Exercise prompt:
Output each entry that follows exactly. Images stay out.

--- Provided material ---

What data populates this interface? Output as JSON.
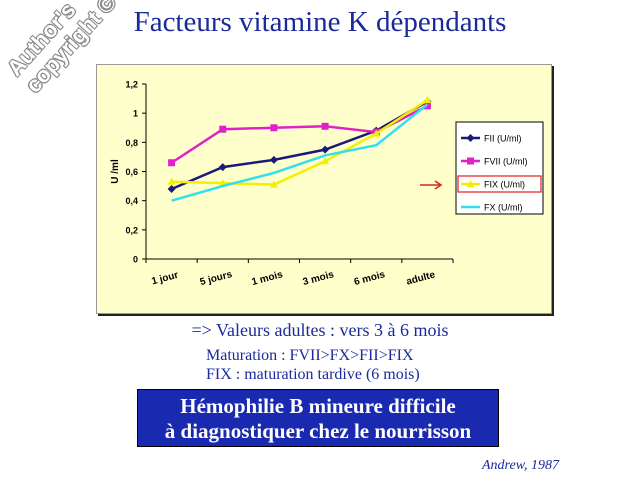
{
  "slide": {
    "title": "Facteurs vitamine K dépendants",
    "watermark_line1": "Author's",
    "watermark_line2": "copyright ©",
    "summary": "=> Valeurs adultes : vers 3 à 6 mois",
    "note1": "Maturation : FVII>FX>FII>FIX",
    "note2": "FIX  : maturation tardive (6 mois)",
    "callout_line1": "Hémophilie B mineure difficile",
    "callout_line2": "à diagnostiquer chez le nourrisson",
    "citation": "Andrew, 1987",
    "highlight_color": "#e0201a"
  },
  "chart_data": {
    "type": "line",
    "categories": [
      "1 jour",
      "5 jours",
      "1 mois",
      "3 mois",
      "6 mois",
      "adulte"
    ],
    "ylabel": "U /ml",
    "ylim": [
      0,
      1.2
    ],
    "yticks": [
      "0",
      "0,2",
      "0,4",
      "0,6",
      "0,8",
      "1",
      "1,2"
    ],
    "legend_position": "right",
    "highlighted_series": "FIX (U/ml)",
    "series": [
      {
        "name": "FII (U/ml)",
        "color": "#1a1a7a",
        "marker": "diamond",
        "values": [
          0.48,
          0.63,
          0.68,
          0.75,
          0.88,
          1.08
        ]
      },
      {
        "name": "FVII (U/ml)",
        "color": "#e020c8",
        "marker": "square",
        "values": [
          0.66,
          0.89,
          0.9,
          0.91,
          0.87,
          1.05
        ]
      },
      {
        "name": "FIX (U/ml)",
        "color": "#f0f000",
        "marker": "triangle",
        "values": [
          0.53,
          0.52,
          0.51,
          0.67,
          0.86,
          1.09
        ]
      },
      {
        "name": "FX (U/ml)",
        "color": "#30e0f0",
        "marker": "none",
        "values": [
          0.4,
          0.5,
          0.59,
          0.71,
          0.78,
          1.06
        ]
      }
    ]
  }
}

---

Expected answer:
What data populates this interface? Output as JSON.
{
  "slide": {
    "title": "Facteurs vitamine K dépendants",
    "watermark_line1": "Author's",
    "watermark_line2": "copyright ©",
    "summary": "=> Valeurs adultes : vers 3 à 6 mois",
    "note1": "Maturation : FVII>FX>FII>FIX",
    "note2": "FIX  : maturation tardive (6 mois)",
    "callout_line1": "Hémophilie B mineure difficile",
    "callout_line2": "à diagnostiquer chez le nourrisson",
    "citation": "Andrew, 1987",
    "highlight_color": "#e0201a"
  },
  "chart_data": {
    "type": "line",
    "categories": [
      "1 jour",
      "5 jours",
      "1 mois",
      "3 mois",
      "6 mois",
      "adulte"
    ],
    "ylabel": "U /ml",
    "ylim": [
      0,
      1.2
    ],
    "yticks": [
      "0",
      "0,2",
      "0,4",
      "0,6",
      "0,8",
      "1",
      "1,2"
    ],
    "legend_position": "right",
    "highlighted_series": "FIX (U/ml)",
    "series": [
      {
        "name": "FII (U/ml)",
        "color": "#1a1a7a",
        "marker": "diamond",
        "values": [
          0.48,
          0.63,
          0.68,
          0.75,
          0.88,
          1.08
        ]
      },
      {
        "name": "FVII (U/ml)",
        "color": "#e020c8",
        "marker": "square",
        "values": [
          0.66,
          0.89,
          0.9,
          0.91,
          0.87,
          1.05
        ]
      },
      {
        "name": "FIX (U/ml)",
        "color": "#f0f000",
        "marker": "triangle",
        "values": [
          0.53,
          0.52,
          0.51,
          0.67,
          0.86,
          1.09
        ]
      },
      {
        "name": "FX (U/ml)",
        "color": "#30e0f0",
        "marker": "none",
        "values": [
          0.4,
          0.5,
          0.59,
          0.71,
          0.78,
          1.06
        ]
      }
    ]
  }
}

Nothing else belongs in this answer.